** AIM **
Reproduce all of the data word for word.

** MATERIAL FOR THIS EXERCISE **

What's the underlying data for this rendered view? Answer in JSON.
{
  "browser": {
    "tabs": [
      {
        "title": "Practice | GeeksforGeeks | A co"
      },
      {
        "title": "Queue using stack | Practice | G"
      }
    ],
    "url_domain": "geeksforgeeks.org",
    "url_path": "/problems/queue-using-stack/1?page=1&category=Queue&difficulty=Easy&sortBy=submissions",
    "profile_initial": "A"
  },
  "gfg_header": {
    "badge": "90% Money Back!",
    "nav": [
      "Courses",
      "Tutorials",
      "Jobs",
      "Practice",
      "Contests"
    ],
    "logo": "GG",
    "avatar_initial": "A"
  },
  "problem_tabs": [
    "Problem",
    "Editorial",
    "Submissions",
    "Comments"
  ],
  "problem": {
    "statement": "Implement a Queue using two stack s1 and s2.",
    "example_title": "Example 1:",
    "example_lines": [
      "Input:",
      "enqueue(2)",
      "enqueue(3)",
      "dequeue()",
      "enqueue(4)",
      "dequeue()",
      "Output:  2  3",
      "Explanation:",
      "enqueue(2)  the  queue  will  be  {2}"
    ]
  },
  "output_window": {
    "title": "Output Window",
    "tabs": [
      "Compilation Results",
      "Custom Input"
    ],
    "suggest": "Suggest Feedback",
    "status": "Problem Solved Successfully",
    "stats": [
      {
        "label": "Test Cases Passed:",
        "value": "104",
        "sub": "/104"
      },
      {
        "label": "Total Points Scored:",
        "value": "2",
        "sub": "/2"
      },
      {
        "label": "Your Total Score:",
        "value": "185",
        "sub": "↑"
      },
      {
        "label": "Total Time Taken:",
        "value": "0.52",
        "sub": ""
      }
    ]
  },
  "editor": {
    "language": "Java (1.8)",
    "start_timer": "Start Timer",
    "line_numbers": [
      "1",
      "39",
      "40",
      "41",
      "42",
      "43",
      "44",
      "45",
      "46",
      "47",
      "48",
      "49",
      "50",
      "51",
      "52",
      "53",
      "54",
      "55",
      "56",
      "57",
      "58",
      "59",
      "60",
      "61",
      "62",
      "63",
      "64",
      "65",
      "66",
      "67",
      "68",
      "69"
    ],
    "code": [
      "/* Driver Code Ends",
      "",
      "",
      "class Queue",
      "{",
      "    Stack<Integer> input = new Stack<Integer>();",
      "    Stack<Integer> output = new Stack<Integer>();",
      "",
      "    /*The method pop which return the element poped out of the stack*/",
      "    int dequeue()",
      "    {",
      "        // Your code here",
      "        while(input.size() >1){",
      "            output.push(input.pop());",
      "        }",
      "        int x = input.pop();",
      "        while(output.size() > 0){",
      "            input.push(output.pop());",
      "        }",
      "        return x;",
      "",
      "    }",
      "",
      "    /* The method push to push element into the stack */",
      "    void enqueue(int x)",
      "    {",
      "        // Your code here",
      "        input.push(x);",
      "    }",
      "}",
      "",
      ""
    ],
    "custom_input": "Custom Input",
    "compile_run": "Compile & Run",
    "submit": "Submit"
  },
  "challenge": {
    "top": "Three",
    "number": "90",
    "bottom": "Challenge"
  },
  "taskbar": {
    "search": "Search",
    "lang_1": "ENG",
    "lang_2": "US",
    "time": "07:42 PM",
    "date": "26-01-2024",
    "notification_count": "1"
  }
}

** TASK RESPONSE **
What's the underlying data for this rendered view? Answer in JSON.
{
  "browser": {
    "tabs": [
      {
        "title": "Practice | GeeksforGeeks | A co"
      },
      {
        "title": "Queue using stack | Practice | G"
      }
    ],
    "url_domain": "geeksforgeeks.org",
    "url_path": "/problems/queue-using-stack/1?page=1&category=Queue&difficulty=Easy&sortBy=submissions",
    "profile_initial": "A"
  },
  "gfg_header": {
    "badge": "90% Money Back!",
    "nav": [
      "Courses",
      "Tutorials",
      "Jobs",
      "Practice",
      "Contests"
    ],
    "logo": "GG",
    "avatar_initial": "A"
  },
  "problem_tabs": [
    "Problem",
    "Editorial",
    "Submissions",
    "Comments"
  ],
  "problem": {
    "statement": "Implement a Queue using two stack s1 and s2.",
    "example_title": "Example 1:",
    "example_lines": [
      "Input:",
      "enqueue(2)",
      "enqueue(3)",
      "dequeue()",
      "enqueue(4)",
      "dequeue()",
      "Output:  2  3",
      "Explanation:",
      "enqueue(2)  the  queue  will  be  {2}"
    ]
  },
  "output_window": {
    "title": "Output Window",
    "tabs": [
      "Compilation Results",
      "Custom Input"
    ],
    "suggest": "Suggest Feedback",
    "status": "Problem Solved Successfully",
    "stats": [
      {
        "label": "Test Cases Passed:",
        "value": "104",
        "sub": "/104"
      },
      {
        "label": "Total Points Scored:",
        "value": "2",
        "sub": "/2"
      },
      {
        "label": "Your Total Score:",
        "value": "185",
        "sub": "↑"
      },
      {
        "label": "Total Time Taken:",
        "value": "0.52",
        "sub": ""
      }
    ]
  },
  "editor": {
    "language": "Java (1.8)",
    "start_timer": "Start Timer",
    "line_numbers": [
      "1",
      "39",
      "40",
      "41",
      "42",
      "43",
      "44",
      "45",
      "46",
      "47",
      "48",
      "49",
      "50",
      "51",
      "52",
      "53",
      "54",
      "55",
      "56",
      "57",
      "58",
      "59",
      "60",
      "61",
      "62",
      "63",
      "64",
      "65",
      "66",
      "67",
      "68",
      "69"
    ],
    "code": [
      "/* Driver Code Ends",
      "",
      "",
      "class Queue",
      "{",
      "    Stack<Integer> input = new Stack<Integer>();",
      "    Stack<Integer> output = new Stack<Integer>();",
      "",
      "    /*The method pop which return the element poped out of the stack*/",
      "    int dequeue()",
      "    {",
      "        // Your code here",
      "        while(input.size() >1){",
      "            output.push(input.pop());",
      "        }",
      "        int x = input.pop();",
      "        while(output.size() > 0){",
      "            input.push(output.pop());",
      "        }",
      "        return x;",
      "",
      "    }",
      "",
      "    /* The method push to push element into the stack */",
      "    void enqueue(int x)",
      "    {",
      "        // Your code here",
      "        input.push(x);",
      "    }",
      "}",
      "",
      ""
    ],
    "custom_input": "Custom Input",
    "compile_run": "Compile & Run",
    "submit": "Submit"
  },
  "challenge": {
    "top": "Three",
    "number": "90",
    "bottom": "Challenge"
  },
  "taskbar": {
    "search": "Search",
    "lang_1": "ENG",
    "lang_2": "US",
    "time": "07:42 PM",
    "date": "26-01-2024",
    "notification_count": "1"
  }
}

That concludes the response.